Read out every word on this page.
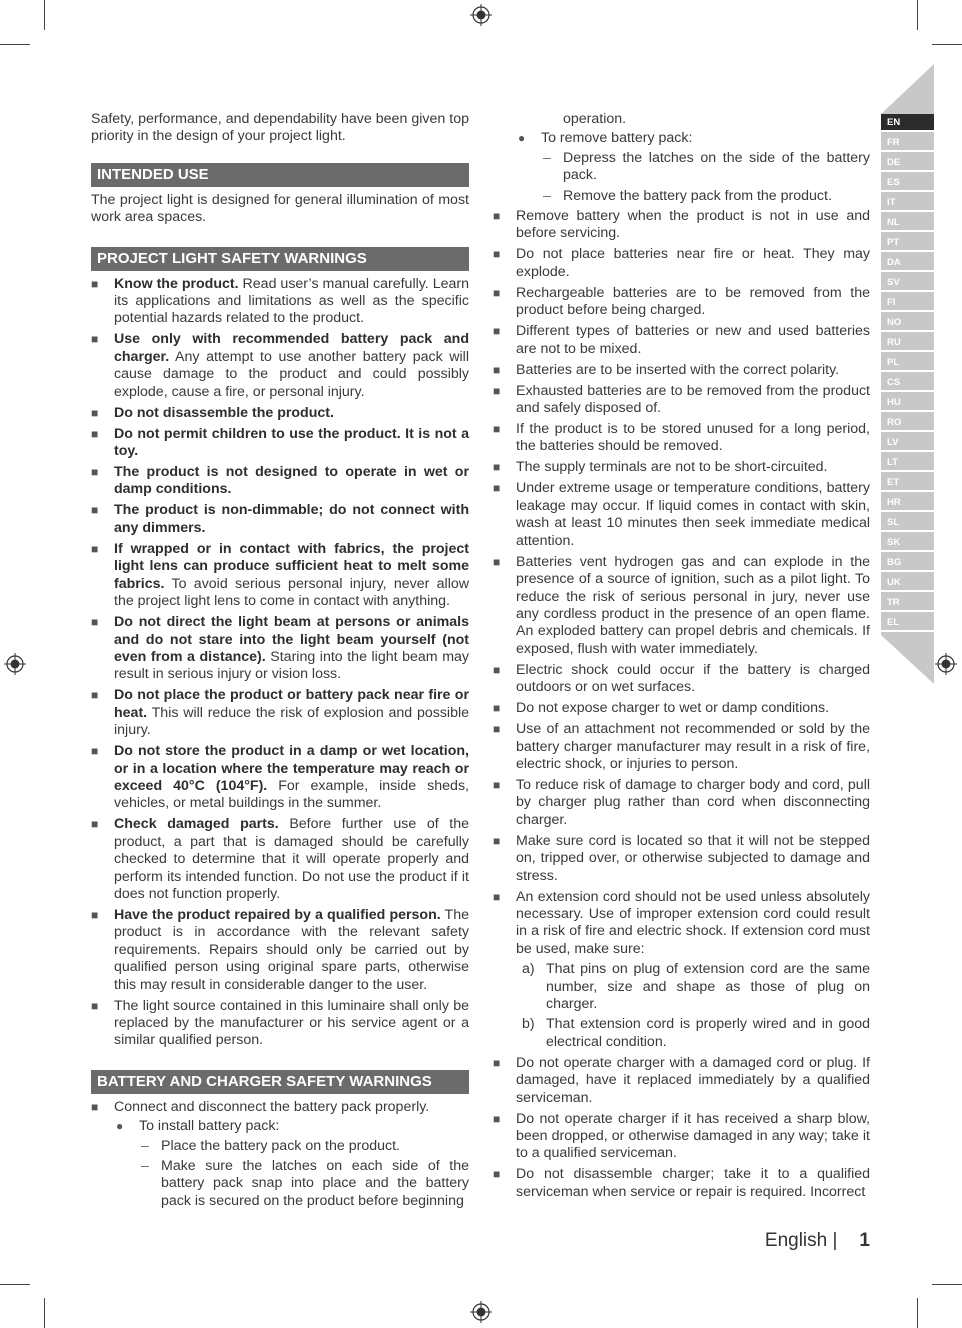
Safety, performance, and dependability have been given top priority in the design of your project light.

INTENDED USE

The project light is designed for general illumination of most work area spaces.

PROJECT LIGHT SAFETY WARNINGS
■ Know the product. Read user’s manual carefully. Learn its applications and limitations as well as the specific potential hazards related to the product.
■ Use only with recommended battery pack and charger. Any attempt to use another battery pack will cause damage to the product and could possibly explode, cause a fire, or personal injury.
■ Do not disassemble the product.
■ Do not permit children to use the product. It is not a toy.
■ The product is not designed to operate in wet or damp conditions.
■ The product is non-dimmable; do not connect with any dimmers.
■ If wrapped or in contact with fabrics, the project light lens can produce sufficient heat to melt some fabrics. To avoid serious personal injury, never allow the project light lens to come in contact with anything.
■ Do not direct the light beam at persons or animals and do not stare into the light beam yourself (not even from a distance). Staring into the light beam may result in serious injury or vision loss.
■ Do not place the product or battery pack near fire or heat. This will reduce the risk of explosion and possible injury.
■ Do not store the product in a damp or wet location, or in a location where the temperature may reach or exceed 40°C (104°F). For example, inside sheds, vehicles, or metal buildings in the summer.
■ Check damaged parts. Before further use of the product, a part that is damaged should be carefully checked to determine that it will operate properly and perform its intended function. Do not use the product if it does not function properly.
■ Have the product repaired by a qualified person. The product is in accordance with the relevant safety requirements. Repairs should only be carried out by qualified person using original spare parts, otherwise this may result in considerable danger to the user.
■ The light source contained in this luminaire shall only be replaced by the manufacturer or his service agent or a similar qualified person.
BATTERY AND CHARGER SAFETY WARNINGS
■ Connect and disconnect the battery pack properly.
● To install battery pack:
– Place the battery pack on the product.
– Make sure the latches on each side of the battery pack snap into place and the battery pack is secured on the product before beginning
operation.
● To remove battery pack:
– Depress the latches on the side of the battery pack.
– Remove the battery pack from the product.
■ Remove battery when the product is not in use and before servicing.
■ Do not place batteries near fire or heat. They may explode.
■ Rechargeable batteries are to be removed from the product before being charged.
■ Different types of batteries or new and used batteries are not to be mixed.
■ Batteries are to be inserted with the correct polarity.
■ Exhausted batteries are to be removed from the product and safely disposed of.
■ If the product is to be stored unused for a long period, the batteries should be removed.
■ The supply terminals are not to be short-circuited.
■ Under extreme usage or temperature conditions, battery leakage may occur. If liquid comes in contact with skin, wash at least 10 minutes then seek immediate medical attention.
■ Batteries vent hydrogen gas and can explode in the presence of a source of ignition, such as a pilot light. To reduce the risk of serious personal in jury, never use any cordless product in the presence of an open flame. An exploded battery can propel debris and chemicals. If exposed, flush with water immediately.
■ Electric shock could occur if the battery is charged outdoors or on wet surfaces.
■ Do not expose charger to wet or damp conditions.
■ Use of an attachment not recommended or sold by the battery charger manufacturer may result in a risk of fire, electric shock, or injuries to person.
■ To reduce risk of damage to charger body and cord, pull by charger plug rather than cord when disconnecting charger.
■ Make sure cord is located so that it will not be stepped on, tripped over, or otherwise subjected to damage and stress.
■ An extension cord should not be used unless absolutely necessary. Use of improper extension cord could result in a risk of fire and electric shock. If extension cord must be used, make sure:
a) That pins on plug of extension cord are the same number, size and shape as those of plug on charger.
b) That extension cord is properly wired and in good electrical condition.
■ Do not operate charger with a damaged cord or plug. If damaged, have it replaced immediately by a qualified serviceman.
■ Do not operate charger if it has received a sharp blow, been dropped, or otherwise damaged in any way; take it to a qualified serviceman.
■ Do not disassemble charger; take it to a qualified serviceman when service or repair is required. Incorrect
EN
FR
DE
ES
IT
NL
PT
DA
SV
FI
NO
RU
PL
CS
HU
RO
LV
LT
ET
HR
SL
SK
BG
UK
TR
EL
English | 1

┄┄┄┄┄┄┄┄┄┄

Without the pictures, print the whole listing exactly as given.

→ **ANSWER TO THIS PROBLEM**:
Read out every word on this page.
Safety, performance, and dependability have been given top priority in the design of your project light.

INTENDED USE

The project light is designed for general illumination of most work area spaces.

PROJECT LIGHT SAFETY WARNINGS
■ Know the product. Read user’s manual carefully. Learn its applications and limitations as well as the specific potential hazards related to the product.
■ Use only with recommended battery pack and charger. Any attempt to use another battery pack will cause damage to the product and could possibly explode, cause a fire, or personal injury.
■ Do not disassemble the product.
■ Do not permit children to use the product. It is not a toy.
■ The product is not designed to operate in wet or damp conditions.
■ The product is non-dimmable; do not connect with any dimmers.
■ If wrapped or in contact with fabrics, the project light lens can produce sufficient heat to melt some fabrics. To avoid serious personal injury, never allow the project light lens to come in contact with anything.
■ Do not direct the light beam at persons or animals and do not stare into the light beam yourself (not even from a distance). Staring into the light beam may result in serious injury or vision loss.
■ Do not place the product or battery pack near fire or heat. This will reduce the risk of explosion and possible injury.
■ Do not store the product in a damp or wet location, or in a location where the temperature may reach or exceed 40°C (104°F). For example, inside sheds, vehicles, or metal buildings in the summer.
■ Check damaged parts. Before further use of the product, a part that is damaged should be carefully checked to determine that it will operate properly and perform its intended function. Do not use the product if it does not function properly.
■ Have the product repaired by a qualified person. The product is in accordance with the relevant safety requirements. Repairs should only be carried out by qualified person using original spare parts, otherwise this may result in considerable danger to the user.
■ The light source contained in this luminaire shall only be replaced by the manufacturer or his service agent or a similar qualified person.
BATTERY AND CHARGER SAFETY WARNINGS
■ Connect and disconnect the battery pack properly.
● To install battery pack:
– Place the battery pack on the product.
– Make sure the latches on each side of the battery pack snap into place and the battery pack is secured on the product before beginning
operation.
● To remove battery pack:
– Depress the latches on the side of the battery pack.
– Remove the battery pack from the product.
■ Remove battery when the product is not in use and before servicing.
■ Do not place batteries near fire or heat. They may explode.
■ Rechargeable batteries are to be removed from the product before being charged.
■ Different types of batteries or new and used batteries are not to be mixed.
■ Batteries are to be inserted with the correct polarity.
■ Exhausted batteries are to be removed from the product and safely disposed of.
■ If the product is to be stored unused for a long period, the batteries should be removed.
■ The supply terminals are not to be short-circuited.
■ Under extreme usage or temperature conditions, battery leakage may occur. If liquid comes in contact with skin, wash at least 10 minutes then seek immediate medical attention.
■ Batteries vent hydrogen gas and can explode in the presence of a source of ignition, such as a pilot light. To reduce the risk of serious personal in jury, never use any cordless product in the presence of an open flame. An exploded battery can propel debris and chemicals. If exposed, flush with water immediately.
■ Electric shock could occur if the battery is charged outdoors or on wet surfaces.
■ Do not expose charger to wet or damp conditions.
■ Use of an attachment not recommended or sold by the battery charger manufacturer may result in a risk of fire, electric shock, or injuries to person.
■ To reduce risk of damage to charger body and cord, pull by charger plug rather than cord when disconnecting charger.
■ Make sure cord is located so that it will not be stepped on, tripped over, or otherwise subjected to damage and stress.
■ An extension cord should not be used unless absolutely necessary. Use of improper extension cord could result in a risk of fire and electric shock. If extension cord must be used, make sure:
a) That pins on plug of extension cord are the same number, size and shape as those of plug on charger.
b) That extension cord is properly wired and in good electrical condition.
■ Do not operate charger with a damaged cord or plug. If damaged, have it replaced immediately by a qualified serviceman.
■ Do not operate charger if it has received a sharp blow, been dropped, or otherwise damaged in any way; take it to a qualified serviceman.
■ Do not disassemble charger; take it to a qualified serviceman when service or repair is required. Incorrect
EN
FR
DE
ES
IT
NL
PT
DA
SV
FI
NO
RU
PL
CS
HU
RO
LV
LT
ET
HR
SL
SK
BG
UK
TR
EL
English | 1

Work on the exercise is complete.